## Start EXERCISE MATERIALS
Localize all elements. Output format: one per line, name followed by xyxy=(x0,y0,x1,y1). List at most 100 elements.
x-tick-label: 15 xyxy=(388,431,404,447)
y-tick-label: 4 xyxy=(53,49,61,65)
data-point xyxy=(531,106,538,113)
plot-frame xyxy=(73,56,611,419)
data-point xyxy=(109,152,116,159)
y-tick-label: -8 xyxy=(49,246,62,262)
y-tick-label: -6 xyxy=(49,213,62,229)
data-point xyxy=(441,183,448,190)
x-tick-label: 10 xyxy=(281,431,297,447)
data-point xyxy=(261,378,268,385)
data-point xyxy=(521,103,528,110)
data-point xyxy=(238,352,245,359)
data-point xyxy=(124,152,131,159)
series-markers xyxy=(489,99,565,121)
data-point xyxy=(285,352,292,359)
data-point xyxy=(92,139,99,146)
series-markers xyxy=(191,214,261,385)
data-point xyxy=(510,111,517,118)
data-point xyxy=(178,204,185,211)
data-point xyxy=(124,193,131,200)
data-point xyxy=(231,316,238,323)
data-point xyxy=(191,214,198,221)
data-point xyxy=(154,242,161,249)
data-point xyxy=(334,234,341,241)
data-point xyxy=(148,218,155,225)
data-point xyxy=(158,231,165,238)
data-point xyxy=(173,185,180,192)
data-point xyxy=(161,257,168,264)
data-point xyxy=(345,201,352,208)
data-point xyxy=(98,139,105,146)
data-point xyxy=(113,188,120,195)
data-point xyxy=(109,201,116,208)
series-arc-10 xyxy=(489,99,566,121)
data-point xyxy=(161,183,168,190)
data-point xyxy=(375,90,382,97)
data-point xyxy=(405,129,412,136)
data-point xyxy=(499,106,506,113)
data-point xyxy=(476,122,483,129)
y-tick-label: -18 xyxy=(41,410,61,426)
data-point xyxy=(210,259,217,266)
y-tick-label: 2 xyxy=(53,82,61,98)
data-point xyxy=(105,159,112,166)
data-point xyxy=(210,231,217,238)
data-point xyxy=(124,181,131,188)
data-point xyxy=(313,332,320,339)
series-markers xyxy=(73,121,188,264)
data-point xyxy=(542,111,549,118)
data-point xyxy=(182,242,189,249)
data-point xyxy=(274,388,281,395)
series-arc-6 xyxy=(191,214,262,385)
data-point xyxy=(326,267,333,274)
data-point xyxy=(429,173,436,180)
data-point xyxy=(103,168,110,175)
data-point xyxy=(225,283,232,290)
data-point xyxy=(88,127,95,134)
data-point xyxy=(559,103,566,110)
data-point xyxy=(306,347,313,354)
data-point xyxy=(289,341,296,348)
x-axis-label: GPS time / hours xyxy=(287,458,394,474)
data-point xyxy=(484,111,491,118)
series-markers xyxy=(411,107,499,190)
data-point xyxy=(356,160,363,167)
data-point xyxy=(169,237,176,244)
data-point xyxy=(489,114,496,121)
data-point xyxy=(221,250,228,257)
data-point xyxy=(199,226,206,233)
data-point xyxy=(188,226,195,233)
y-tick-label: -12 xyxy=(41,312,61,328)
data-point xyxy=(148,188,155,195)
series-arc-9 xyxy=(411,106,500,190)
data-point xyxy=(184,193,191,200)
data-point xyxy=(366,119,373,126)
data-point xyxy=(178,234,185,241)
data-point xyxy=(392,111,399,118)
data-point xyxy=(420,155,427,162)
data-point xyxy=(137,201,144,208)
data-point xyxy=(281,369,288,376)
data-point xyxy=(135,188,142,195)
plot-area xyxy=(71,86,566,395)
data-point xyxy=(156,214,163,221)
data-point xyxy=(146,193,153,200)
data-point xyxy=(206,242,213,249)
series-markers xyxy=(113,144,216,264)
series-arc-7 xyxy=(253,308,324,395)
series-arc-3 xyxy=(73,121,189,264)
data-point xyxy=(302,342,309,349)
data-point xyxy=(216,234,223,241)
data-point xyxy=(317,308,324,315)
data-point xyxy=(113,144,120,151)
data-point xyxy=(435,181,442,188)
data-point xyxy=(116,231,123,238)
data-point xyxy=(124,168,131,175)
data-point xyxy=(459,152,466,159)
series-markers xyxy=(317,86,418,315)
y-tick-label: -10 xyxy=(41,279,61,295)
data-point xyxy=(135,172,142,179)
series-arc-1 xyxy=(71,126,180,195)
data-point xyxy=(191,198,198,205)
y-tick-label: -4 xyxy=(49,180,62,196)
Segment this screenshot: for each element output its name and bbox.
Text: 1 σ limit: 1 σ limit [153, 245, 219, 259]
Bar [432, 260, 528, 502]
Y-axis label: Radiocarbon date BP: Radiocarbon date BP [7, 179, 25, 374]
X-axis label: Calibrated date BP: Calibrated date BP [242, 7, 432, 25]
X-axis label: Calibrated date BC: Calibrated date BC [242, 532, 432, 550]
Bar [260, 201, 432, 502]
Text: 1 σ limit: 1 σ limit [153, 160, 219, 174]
## End EXERCISE MATERIALS
TASK INSTRUCTIONS: Rewrite the entries from the very first line through the line with "series-markers xyxy=(73,121,188,264)", changing every "x-tick-label" to "x-axis-label" and leaving everything else unchanged.

EXERCISE ANSWER:
Localize all elements. Output format: one per line, name followed by xyxy=(x0,y0,x1,y1). List at most 100 elements.
x-axis-label: 15 xyxy=(388,431,404,447)
y-tick-label: 4 xyxy=(53,49,61,65)
data-point xyxy=(531,106,538,113)
plot-frame xyxy=(73,56,611,419)
data-point xyxy=(109,152,116,159)
y-tick-label: -8 xyxy=(49,246,62,262)
y-tick-label: -6 xyxy=(49,213,62,229)
data-point xyxy=(441,183,448,190)
x-axis-label: 10 xyxy=(281,431,297,447)
data-point xyxy=(261,378,268,385)
data-point xyxy=(521,103,528,110)
data-point xyxy=(238,352,245,359)
data-point xyxy=(124,152,131,159)
series-markers xyxy=(489,99,565,121)
data-point xyxy=(285,352,292,359)
data-point xyxy=(92,139,99,146)
series-markers xyxy=(191,214,261,385)
data-point xyxy=(510,111,517,118)
data-point xyxy=(178,204,185,211)
data-point xyxy=(124,193,131,200)
data-point xyxy=(231,316,238,323)
data-point xyxy=(191,214,198,221)
data-point xyxy=(154,242,161,249)
data-point xyxy=(334,234,341,241)
data-point xyxy=(148,218,155,225)
data-point xyxy=(158,231,165,238)
data-point xyxy=(173,185,180,192)
data-point xyxy=(161,257,168,264)
data-point xyxy=(345,201,352,208)
data-point xyxy=(98,139,105,146)
data-point xyxy=(113,188,120,195)
data-point xyxy=(109,201,116,208)
series-arc-10 xyxy=(489,99,566,121)
data-point xyxy=(161,183,168,190)
data-point xyxy=(375,90,382,97)
data-point xyxy=(405,129,412,136)
data-point xyxy=(499,106,506,113)
data-point xyxy=(476,122,483,129)
y-tick-label: -18 xyxy=(41,410,61,426)
data-point xyxy=(210,259,217,266)
y-tick-label: 2 xyxy=(53,82,61,98)
data-point xyxy=(105,159,112,166)
data-point xyxy=(210,231,217,238)
data-point xyxy=(124,181,131,188)
data-point xyxy=(313,332,320,339)
series-markers xyxy=(73,121,188,264)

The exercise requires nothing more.